| Material |

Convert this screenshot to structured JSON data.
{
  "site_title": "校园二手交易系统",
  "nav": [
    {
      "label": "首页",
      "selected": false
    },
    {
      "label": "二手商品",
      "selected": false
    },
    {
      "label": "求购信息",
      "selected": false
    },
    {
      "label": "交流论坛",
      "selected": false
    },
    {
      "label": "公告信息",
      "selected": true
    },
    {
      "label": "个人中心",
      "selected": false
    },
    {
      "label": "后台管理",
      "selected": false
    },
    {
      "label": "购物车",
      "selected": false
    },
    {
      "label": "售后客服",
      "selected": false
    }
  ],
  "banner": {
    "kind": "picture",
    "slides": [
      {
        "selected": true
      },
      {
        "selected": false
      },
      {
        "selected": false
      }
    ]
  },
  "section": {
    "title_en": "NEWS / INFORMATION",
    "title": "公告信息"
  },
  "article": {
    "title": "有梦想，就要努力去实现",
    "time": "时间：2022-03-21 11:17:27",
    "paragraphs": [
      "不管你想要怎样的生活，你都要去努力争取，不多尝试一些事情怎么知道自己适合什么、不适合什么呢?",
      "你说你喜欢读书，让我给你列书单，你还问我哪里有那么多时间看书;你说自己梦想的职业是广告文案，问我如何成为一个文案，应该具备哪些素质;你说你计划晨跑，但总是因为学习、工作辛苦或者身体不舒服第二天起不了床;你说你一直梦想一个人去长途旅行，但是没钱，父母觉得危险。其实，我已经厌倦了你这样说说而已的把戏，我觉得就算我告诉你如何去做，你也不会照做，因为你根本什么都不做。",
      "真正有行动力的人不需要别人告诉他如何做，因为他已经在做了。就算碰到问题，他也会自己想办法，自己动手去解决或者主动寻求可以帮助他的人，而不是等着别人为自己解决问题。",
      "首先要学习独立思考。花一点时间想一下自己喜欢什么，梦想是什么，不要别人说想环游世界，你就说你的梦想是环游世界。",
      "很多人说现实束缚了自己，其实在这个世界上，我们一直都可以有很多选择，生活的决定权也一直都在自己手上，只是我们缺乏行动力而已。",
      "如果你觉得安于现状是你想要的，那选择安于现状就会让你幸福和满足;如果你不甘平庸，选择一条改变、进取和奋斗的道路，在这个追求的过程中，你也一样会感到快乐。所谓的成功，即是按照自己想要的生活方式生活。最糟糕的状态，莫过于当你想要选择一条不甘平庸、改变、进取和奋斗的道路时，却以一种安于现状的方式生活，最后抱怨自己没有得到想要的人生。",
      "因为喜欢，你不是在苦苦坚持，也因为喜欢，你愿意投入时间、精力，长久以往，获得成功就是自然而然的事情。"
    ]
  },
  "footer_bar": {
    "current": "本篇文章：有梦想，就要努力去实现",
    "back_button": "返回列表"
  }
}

| Exercise description |
Reproduce every line of the data verbatim.

| Result for this exercise |
Convert this screenshot to structured JSON data.
{
  "site_title": "校园二手交易系统",
  "nav": [
    {
      "label": "首页",
      "selected": false
    },
    {
      "label": "二手商品",
      "selected": false
    },
    {
      "label": "求购信息",
      "selected": false
    },
    {
      "label": "交流论坛",
      "selected": false
    },
    {
      "label": "公告信息",
      "selected": true
    },
    {
      "label": "个人中心",
      "selected": false
    },
    {
      "label": "后台管理",
      "selected": false
    },
    {
      "label": "购物车",
      "selected": false
    },
    {
      "label": "售后客服",
      "selected": false
    }
  ],
  "banner": {
    "kind": "picture",
    "slides": [
      {
        "selected": true
      },
      {
        "selected": false
      },
      {
        "selected": false
      }
    ]
  },
  "section": {
    "title_en": "NEWS / INFORMATION",
    "title": "公告信息"
  },
  "article": {
    "title": "有梦想，就要努力去实现",
    "time": "时间：2022-03-21 11:17:27",
    "paragraphs": [
      "不管你想要怎样的生活，你都要去努力争取，不多尝试一些事情怎么知道自己适合什么、不适合什么呢?",
      "你说你喜欢读书，让我给你列书单，你还问我哪里有那么多时间看书;你说自己梦想的职业是广告文案，问我如何成为一个文案，应该具备哪些素质;你说你计划晨跑，但总是因为学习、工作辛苦或者身体不舒服第二天起不了床;你说你一直梦想一个人去长途旅行，但是没钱，父母觉得危险。其实，我已经厌倦了你这样说说而已的把戏，我觉得就算我告诉你如何去做，你也不会照做，因为你根本什么都不做。",
      "真正有行动力的人不需要别人告诉他如何做，因为他已经在做了。就算碰到问题，他也会自己想办法，自己动手去解决或者主动寻求可以帮助他的人，而不是等着别人为自己解决问题。",
      "首先要学习独立思考。花一点时间想一下自己喜欢什么，梦想是什么，不要别人说想环游世界，你就说你的梦想是环游世界。",
      "很多人说现实束缚了自己，其实在这个世界上，我们一直都可以有很多选择，生活的决定权也一直都在自己手上，只是我们缺乏行动力而已。",
      "如果你觉得安于现状是你想要的，那选择安于现状就会让你幸福和满足;如果你不甘平庸，选择一条改变、进取和奋斗的道路，在这个追求的过程中，你也一样会感到快乐。所谓的成功，即是按照自己想要的生活方式生活。最糟糕的状态，莫过于当你想要选择一条不甘平庸、改变、进取和奋斗的道路时，却以一种安于现状的方式生活，最后抱怨自己没有得到想要的人生。",
      "因为喜欢，你不是在苦苦坚持，也因为喜欢，你愿意投入时间、精力，长久以往，获得成功就是自然而然的事情。"
    ]
  },
  "footer_bar": {
    "current": "本篇文章：有梦想，就要努力去实现",
    "back_button": "返回列表"
  }
}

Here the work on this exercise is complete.